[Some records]
☆ ☆ ☆ ☆ ☆

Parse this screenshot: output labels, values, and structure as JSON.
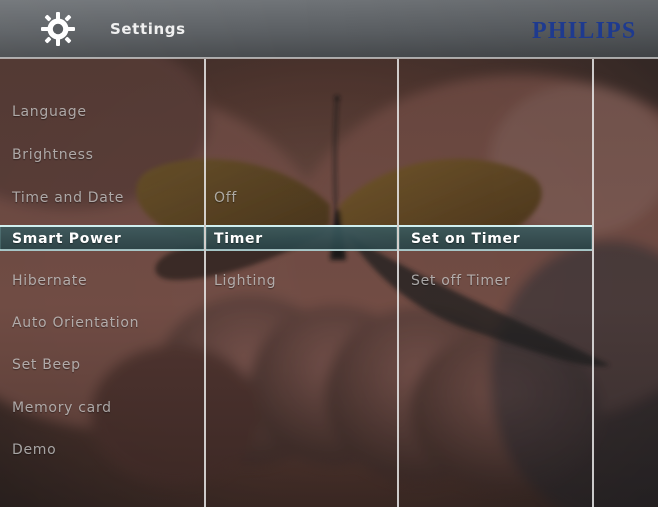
{
  "header": {
    "title": "Settings",
    "brand": "PHILIPS",
    "icon": "gear-icon"
  },
  "columns": {
    "main": {
      "items": [
        {
          "label": "Language"
        },
        {
          "label": "Brightness"
        },
        {
          "label": "Time and Date"
        },
        {
          "label": "Smart Power",
          "selected": true
        },
        {
          "label": "Hibernate"
        },
        {
          "label": "Auto Orientation"
        },
        {
          "label": "Set Beep"
        },
        {
          "label": "Memory card"
        },
        {
          "label": "Demo"
        }
      ]
    },
    "smart_power": {
      "items": [
        {
          "label": "Off"
        },
        {
          "label": "Timer",
          "selected": true
        },
        {
          "label": "Lighting"
        }
      ]
    },
    "timer": {
      "items": [
        {
          "label": "Set on Timer",
          "selected": true
        },
        {
          "label": "Set off Timer"
        }
      ]
    }
  },
  "colors": {
    "highlight": "#3d5c60",
    "highlight_edge": "#dfffff",
    "brand": "#1e3a8f"
  }
}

☆ ☆ ☆ ☆ ☆

Your objective →
All the records need to be repeated exactly, with the images dropped.

Solved exercise →
Parse this screenshot: output labels, values, and structure as JSON.
{
  "header": {
    "title": "Settings",
    "brand": "PHILIPS",
    "icon": "gear-icon"
  },
  "columns": {
    "main": {
      "items": [
        {
          "label": "Language"
        },
        {
          "label": "Brightness"
        },
        {
          "label": "Time and Date"
        },
        {
          "label": "Smart Power",
          "selected": true
        },
        {
          "label": "Hibernate"
        },
        {
          "label": "Auto Orientation"
        },
        {
          "label": "Set Beep"
        },
        {
          "label": "Memory card"
        },
        {
          "label": "Demo"
        }
      ]
    },
    "smart_power": {
      "items": [
        {
          "label": "Off"
        },
        {
          "label": "Timer",
          "selected": true
        },
        {
          "label": "Lighting"
        }
      ]
    },
    "timer": {
      "items": [
        {
          "label": "Set on Timer",
          "selected": true
        },
        {
          "label": "Set off Timer"
        }
      ]
    }
  },
  "colors": {
    "highlight": "#3d5c60",
    "highlight_edge": "#dfffff",
    "brand": "#1e3a8f"
  }
}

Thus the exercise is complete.